■ DO THIS: Reproduce the rows below, substituting "clickable" for every occurrence of "interactable" and leaving everything else unchanged. Omit the pictures from your answer.
──────────
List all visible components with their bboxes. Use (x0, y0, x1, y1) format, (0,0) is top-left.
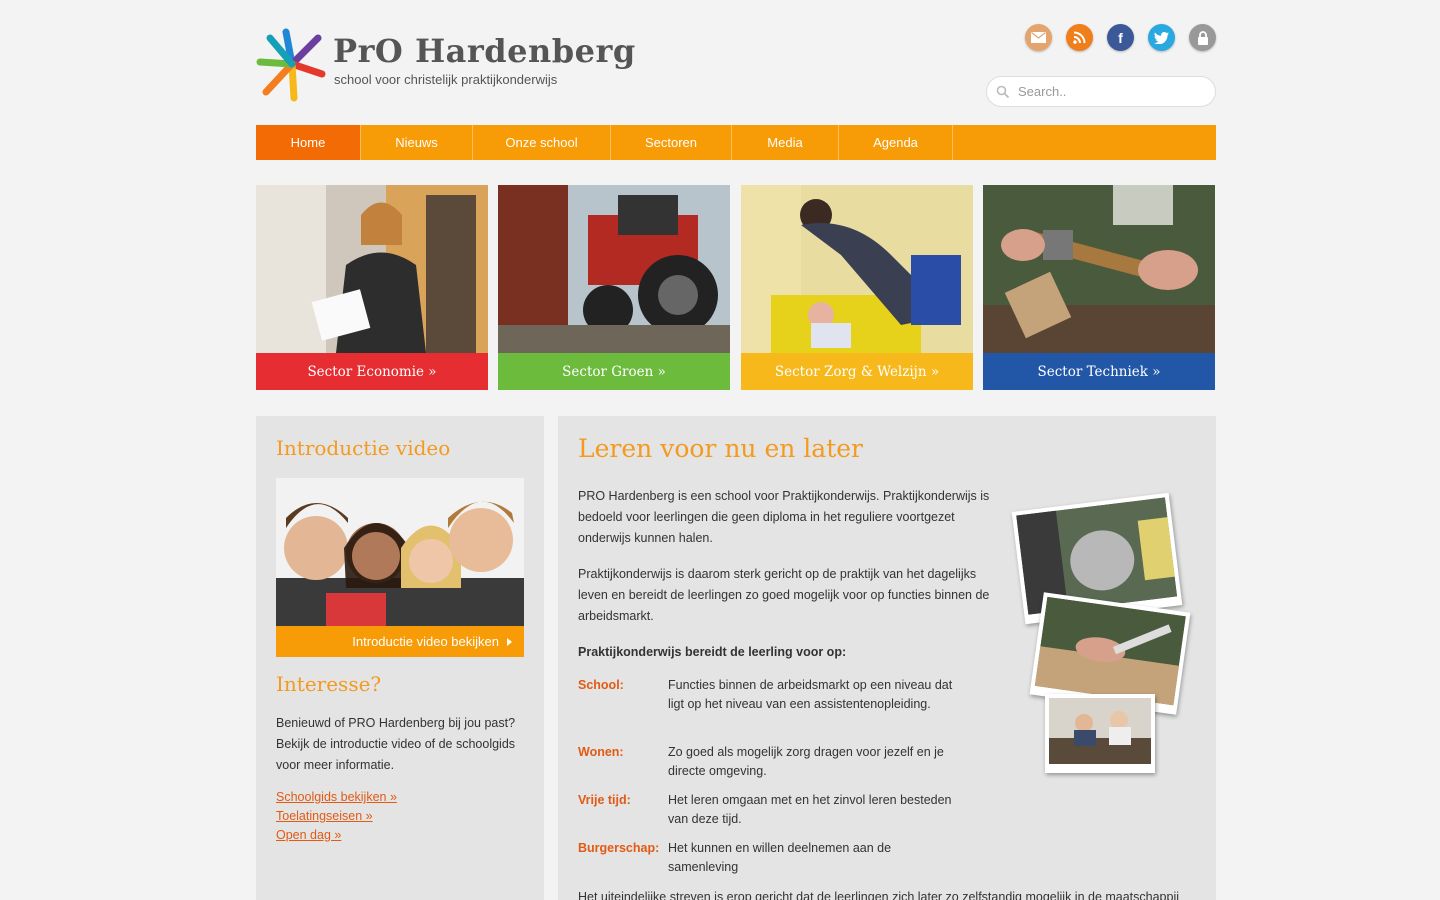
intro-video-thumbnail (276, 478, 524, 626)
open-dag-link[interactable]: Open dag » (276, 826, 397, 845)
sector-tile-zorg-welzijn[interactable]: Sector Zorg & Welzijn » (741, 185, 973, 391)
definition-description: Zo goed als mogelijk zorg dragen voor je… (668, 745, 944, 778)
definition-description: Het kunnen en willen deelnemen aan de sa… (668, 841, 892, 874)
sector-economie-photo (256, 185, 488, 353)
nav-item-onze-school[interactable]: Onze school (473, 125, 611, 160)
rss-icon[interactable] (1066, 24, 1093, 51)
photo-collage (1006, 492, 1192, 778)
search-input[interactable] (1016, 83, 1200, 100)
site-logo[interactable]: PrO Hardenberg school voor christelijk p… (256, 24, 635, 108)
play-arrow-icon (507, 637, 512, 646)
sector-groen-photo (498, 185, 730, 353)
practice-paragraph: Praktijkonderwijs is daarom sterk gerich… (578, 567, 990, 623)
search-box (986, 76, 1216, 107)
social-links: f (1025, 24, 1216, 51)
intro-video-button[interactable]: Introductie video bekijken (276, 626, 524, 657)
main-content: Leren voor nu en later PRO Hardenberg is… (558, 416, 1216, 900)
sidebar: Introductie video Introductie video beki… (256, 416, 544, 900)
main-navigation: Home Nieuws Onze school Sectoren Media A… (256, 125, 1216, 160)
sidebar-links: Schoolgids bekijken » Toelatingseisen » … (276, 788, 397, 845)
nav-item-home[interactable]: Home (256, 125, 361, 160)
definition-description: Functies binnen de arbeidsmarkt op een n… (668, 678, 953, 711)
sector-tiles: Sector Economie » Sector Groen » Sector … (256, 185, 1216, 391)
twitter-icon[interactable] (1148, 24, 1175, 51)
prepares-heading: Praktijkonderwijs bereidt de leerling vo… (578, 645, 847, 659)
sector-tile-economie[interactable]: Sector Economie » (256, 185, 488, 391)
cut-off-paragraph: Het uiteindelijke streven is erop gerich… (578, 890, 1180, 900)
sector-techniek-label: Sector Techniek » (983, 353, 1215, 390)
interest-text: Benieuwd of PRO Hardenberg bij jou past?… (276, 716, 516, 772)
definition-term: Vrije tijd: (578, 793, 631, 807)
definition-term: School: (578, 678, 624, 692)
lock-icon[interactable] (1189, 24, 1216, 51)
sector-zorg-photo (741, 185, 973, 353)
intro-paragraph: PRO Hardenberg is een school voor Prakti… (578, 489, 990, 545)
sector-zorg-welzijn-label: Sector Zorg & Welzijn » (741, 353, 973, 390)
sector-economie-label: Sector Economie » (256, 353, 488, 390)
logo-subtitle: school voor christelijk praktijkonderwij… (334, 72, 558, 87)
sector-tile-groen[interactable]: Sector Groen » (498, 185, 730, 391)
sector-tile-techniek[interactable]: Sector Techniek » (983, 185, 1215, 391)
nav-item-nieuws[interactable]: Nieuws (361, 125, 473, 160)
toelatingseisen-link[interactable]: Toelatingseisen » (276, 807, 397, 826)
interest-title: Interesse? (276, 672, 382, 696)
definition-term: Wonen: (578, 745, 624, 759)
schoolgids-link[interactable]: Schoolgids bekijken » (276, 788, 397, 807)
sector-techniek-photo (983, 185, 1215, 353)
definition-term: Burgerschap: (578, 841, 660, 855)
nav-item-sectoren[interactable]: Sectoren (611, 125, 732, 160)
search-icon[interactable] (996, 85, 1010, 99)
sector-groen-label: Sector Groen » (498, 353, 730, 390)
logo-star-icon (256, 28, 326, 102)
definition-description: Het leren omgaan met en het zinvol leren… (668, 793, 952, 826)
page-title: Leren voor nu en later (578, 434, 863, 463)
intro-video-button-label: Introductie video bekijken (352, 634, 499, 649)
intro-video[interactable]: Introductie video bekijken (276, 478, 524, 657)
logo-title: PrO Hardenberg (333, 32, 636, 70)
nav-item-media[interactable]: Media (732, 125, 839, 160)
nav-item-agenda[interactable]: Agenda (839, 125, 953, 160)
intro-video-title: Introductie video (276, 436, 451, 460)
facebook-icon[interactable]: f (1107, 24, 1134, 51)
mail-icon[interactable] (1025, 24, 1052, 51)
collage-photo-classroom (1045, 694, 1155, 773)
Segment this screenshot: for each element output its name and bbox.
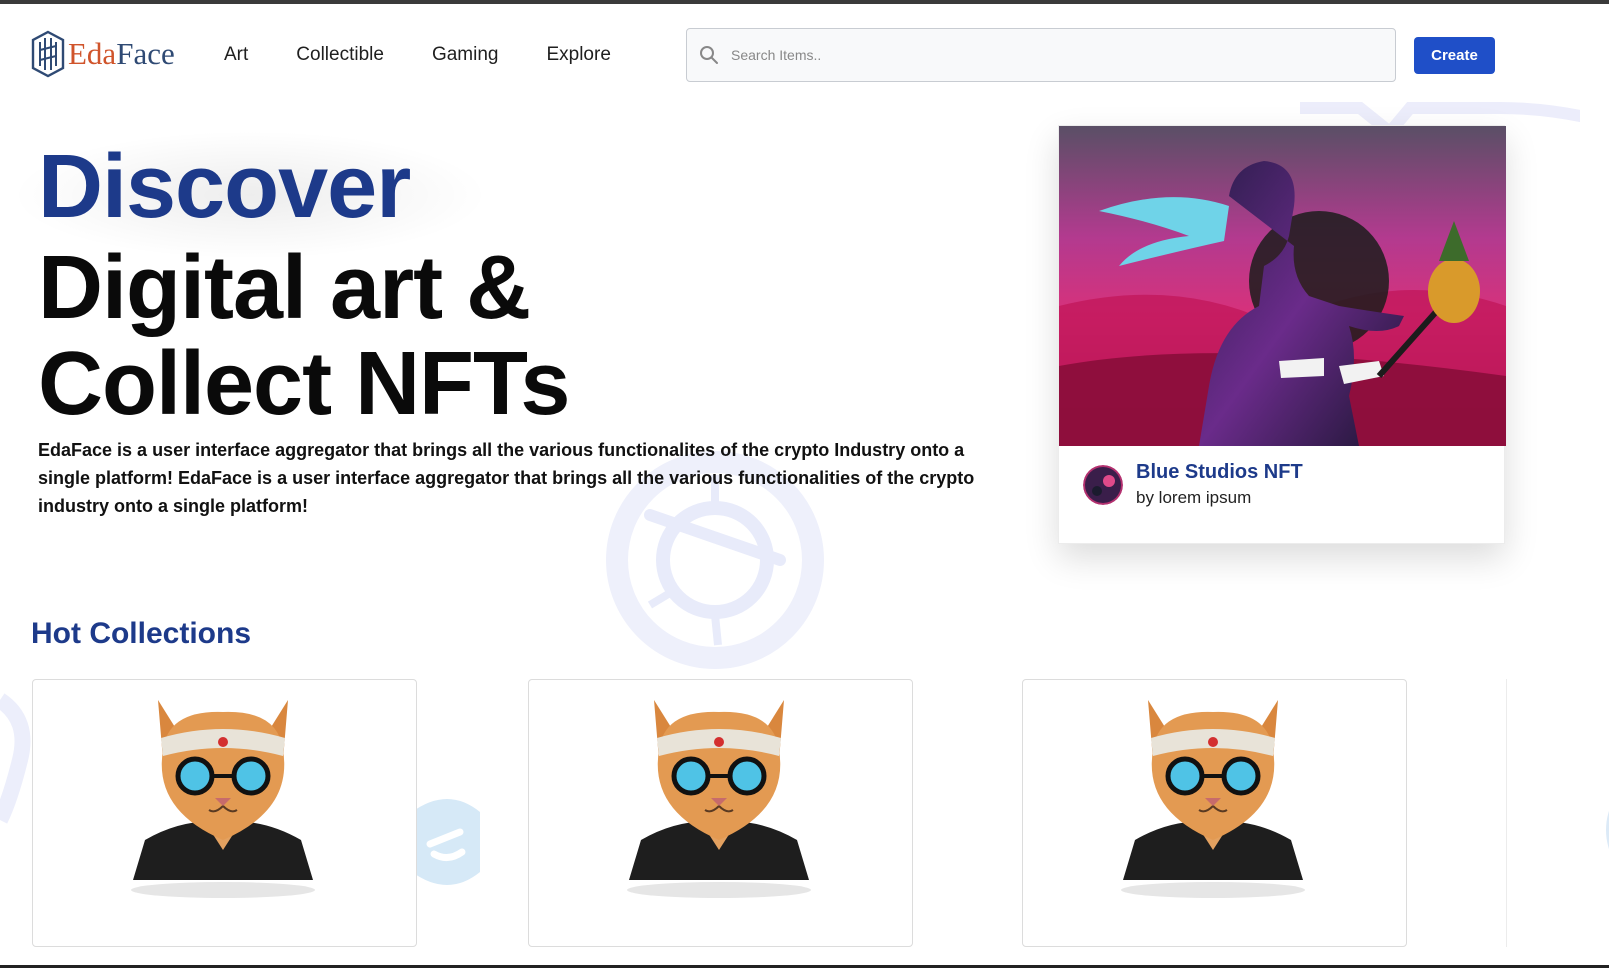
nav-item-collectible[interactable]: Collectible <box>296 44 384 66</box>
window-top-border <box>0 0 1609 4</box>
nav-item-explore[interactable]: Explore <box>546 44 610 66</box>
collection-card[interactable] <box>1022 679 1407 947</box>
nav-item-art[interactable]: Art <box>224 44 248 66</box>
edaface-logo[interactable]: EdaFace <box>30 30 175 78</box>
search-input[interactable] <box>731 47 1371 63</box>
right-edge-decoration-icon <box>1606 810 1609 850</box>
cat-nft-image <box>131 700 315 898</box>
hero-description: EdaFace is a user interface aggregator t… <box>38 440 975 516</box>
collection-card[interactable] <box>528 679 913 947</box>
edaface-logo-icon <box>31 30 65 78</box>
cat-nft-image <box>627 700 811 898</box>
featured-nft-image <box>1059 126 1506 446</box>
e-watermark-icon <box>412 799 480 885</box>
left-edge-decoration-icon <box>0 693 31 824</box>
logo-wordmark: EdaFace <box>68 36 175 72</box>
collection-card[interactable] <box>32 679 417 947</box>
main-nav: Art Collectible Gaming Explore <box>224 44 659 66</box>
hot-collections-title: Hot Collections <box>31 617 252 650</box>
hero-title: Digital art & Collect NFTs <box>38 240 758 432</box>
search-icon <box>700 46 718 64</box>
carousel-edge <box>1506 679 1507 947</box>
nav-item-gaming[interactable]: Gaming <box>432 44 499 66</box>
search-bar[interactable] <box>686 28 1396 82</box>
featured-nft-card[interactable]: Blue Studios NFT by lorem ipsum <box>1058 125 1506 544</box>
logo-suffix: Face <box>116 36 175 71</box>
hero-title-line-2: Collect NFTs <box>38 334 570 434</box>
hero-title-accent: Discover <box>38 137 411 237</box>
cat-nft-image <box>1121 700 1305 898</box>
creator-avatar[interactable] <box>1083 465 1123 505</box>
featured-nft-title[interactable]: Blue Studios NFT <box>1136 461 1303 484</box>
featured-nft-creator: by lorem ipsum <box>1136 488 1252 507</box>
logo-prefix: Eda <box>68 36 117 71</box>
create-button[interactable]: Create <box>1414 37 1495 74</box>
hero-title-line-1: Digital art & <box>38 238 531 338</box>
──────────
■ RIGHT ANSWER:
List all visible components with their bboxes. Use (x0, y0, x1, y1) format, (0,0) is top-left.
intro-video-thumbnail (276, 478, 524, 626)
open-dag-link[clickable]: Open dag » (276, 826, 397, 845)
sector-tile-zorg-welzijn[clickable]: Sector Zorg & Welzijn » (741, 185, 973, 391)
definition-description: Zo goed als mogelijk zorg dragen voor je… (668, 745, 944, 778)
definition-description: Het kunnen en willen deelnemen aan de sa… (668, 841, 892, 874)
sector-economie-photo (256, 185, 488, 353)
nav-item-onze-school[clickable]: Onze school (473, 125, 611, 160)
rss-icon[clickable] (1066, 24, 1093, 51)
photo-collage (1006, 492, 1192, 778)
search-input[clickable] (1016, 83, 1200, 100)
site-logo[clickable]: PrO Hardenberg school voor christelijk p… (256, 24, 635, 108)
play-arrow-icon (507, 637, 512, 646)
sector-groen-photo (498, 185, 730, 353)
practice-paragraph: Praktijkonderwijs is daarom sterk gerich… (578, 567, 990, 623)
search-box (986, 76, 1216, 107)
social-links: f (1025, 24, 1216, 51)
intro-video-button[clickable]: Introductie video bekijken (276, 626, 524, 657)
main-content: Leren voor nu en later PRO Hardenberg is… (558, 416, 1216, 900)
sidebar: Introductie video Introductie video beki… (256, 416, 544, 900)
main-navigation: Home Nieuws Onze school Sectoren Media A… (256, 125, 1216, 160)
sidebar-links: Schoolgids bekijken » Toelatingseisen » … (276, 788, 397, 845)
nav-item-home[clickable]: Home (256, 125, 361, 160)
definition-description: Functies binnen de arbeidsmarkt op een n… (668, 678, 953, 711)
sector-tiles: Sector Economie » Sector Groen » Sector … (256, 185, 1216, 391)
twitter-icon[clickable] (1148, 24, 1175, 51)
prepares-heading: Praktijkonderwijs bereidt de leerling vo… (578, 645, 847, 659)
sector-tile-economie[clickable]: Sector Economie » (256, 185, 488, 391)
cut-off-paragraph: Het uiteindelijke streven is erop gerich… (578, 890, 1180, 900)
sector-techniek-label: Sector Techniek » (983, 353, 1215, 390)
interest-text: Benieuwd of PRO Hardenberg bij jou past?… (276, 716, 516, 772)
definition-term: Vrije tijd: (578, 793, 631, 807)
definition-term: School: (578, 678, 624, 692)
lock-icon[clickable] (1189, 24, 1216, 51)
sector-zorg-photo (741, 185, 973, 353)
intro-paragraph: PRO Hardenberg is een school voor Prakti… (578, 489, 990, 545)
sector-zorg-welzijn-label: Sector Zorg & Welzijn » (741, 353, 973, 390)
sector-economie-label: Sector Economie » (256, 353, 488, 390)
logo-subtitle: school voor christelijk praktijkonderwij… (334, 72, 558, 87)
sector-tile-groen[clickable]: Sector Groen » (498, 185, 730, 391)
sector-tile-techniek[clickable]: Sector Techniek » (983, 185, 1215, 391)
nav-item-nieuws[clickable]: Nieuws (361, 125, 473, 160)
toelatingseisen-link[clickable]: Toelatingseisen » (276, 807, 397, 826)
interest-title: Interesse? (276, 672, 382, 696)
definition-term: Wonen: (578, 745, 624, 759)
schoolgids-link[clickable]: Schoolgids bekijken » (276, 788, 397, 807)
sector-techniek-photo (983, 185, 1215, 353)
definition-term: Burgerschap: (578, 841, 660, 855)
nav-item-sectoren[clickable]: Sectoren (611, 125, 732, 160)
search-icon[clickable] (996, 85, 1010, 99)
sector-groen-label: Sector Groen » (498, 353, 730, 390)
logo-star-icon (256, 28, 326, 102)
definition-description: Het leren omgaan met en het zinvol leren… (668, 793, 952, 826)
page-title: Leren voor nu en later (578, 434, 863, 463)
intro-video-button-label: Introductie video bekijken (352, 634, 499, 649)
intro-video[clickable]: Introductie video bekijken (276, 478, 524, 657)
logo-title: PrO Hardenberg (333, 32, 636, 70)
nav-item-media[clickable]: Media (732, 125, 839, 160)
nav-item-agenda[clickable]: Agenda (839, 125, 953, 160)
intro-video-title: Introductie video (276, 436, 451, 460)
facebook-icon[clickable]: f (1107, 24, 1134, 51)
mail-icon[clickable] (1025, 24, 1052, 51)
collage-photo-classroom (1045, 694, 1155, 773)
Segment this screenshot: for each element output its name and bbox.
nav-item-collectible[clickable]: Collectible <box>296 44 384 66</box>
window-top-border <box>0 0 1609 4</box>
nav-item-explore[clickable]: Explore <box>546 44 610 66</box>
collection-card[clickable] <box>1022 679 1407 947</box>
nav-item-art[clickable]: Art <box>224 44 248 66</box>
edaface-logo[clickable]: EdaFace <box>30 30 175 78</box>
search-input[clickable] <box>731 47 1371 63</box>
right-edge-decoration-icon <box>1606 810 1609 850</box>
cat-nft-image <box>131 700 315 898</box>
hero-description: EdaFace is a user interface aggregator t… <box>38 440 975 516</box>
collection-card[clickable] <box>528 679 913 947</box>
edaface-logo-icon <box>31 30 65 78</box>
cat-nft-image <box>627 700 811 898</box>
featured-nft-image <box>1059 126 1506 446</box>
e-watermark-icon <box>412 799 480 885</box>
left-edge-decoration-icon <box>0 693 31 824</box>
logo-wordmark: EdaFace <box>68 36 175 72</box>
collection-card[clickable] <box>32 679 417 947</box>
main-nav: Art Collectible Gaming Explore <box>224 44 659 66</box>
hot-collections-title: Hot Collections <box>31 617 252 650</box>
hero-title: Digital art & Collect NFTs <box>38 240 758 432</box>
search-icon <box>700 46 718 64</box>
carousel-edge <box>1506 679 1507 947</box>
nav-item-gaming[clickable]: Gaming <box>432 44 499 66</box>
search-bar[clickable] <box>686 28 1396 82</box>
featured-nft-card[clickable]: Blue Studios NFT by lorem ipsum <box>1058 125 1506 544</box>
logo-suffix: Face <box>116 36 175 71</box>
hero-title-line-2: Collect NFTs <box>38 334 570 434</box>
hero-title-accent: Discover <box>38 137 411 237</box>
cat-nft-image <box>1121 700 1305 898</box>
creator-avatar[clickable] <box>1083 465 1123 505</box>
featured-nft-title[clickable]: Blue Studios NFT <box>1136 461 1303 484</box>
featured-nft-creator: by lorem ipsum <box>1136 488 1252 507</box>
logo-prefix: Eda <box>68 36 117 71</box>
create-button[clickable]: Create <box>1414 37 1495 74</box>
hero-title-line-1: Digital art & <box>38 238 531 338</box>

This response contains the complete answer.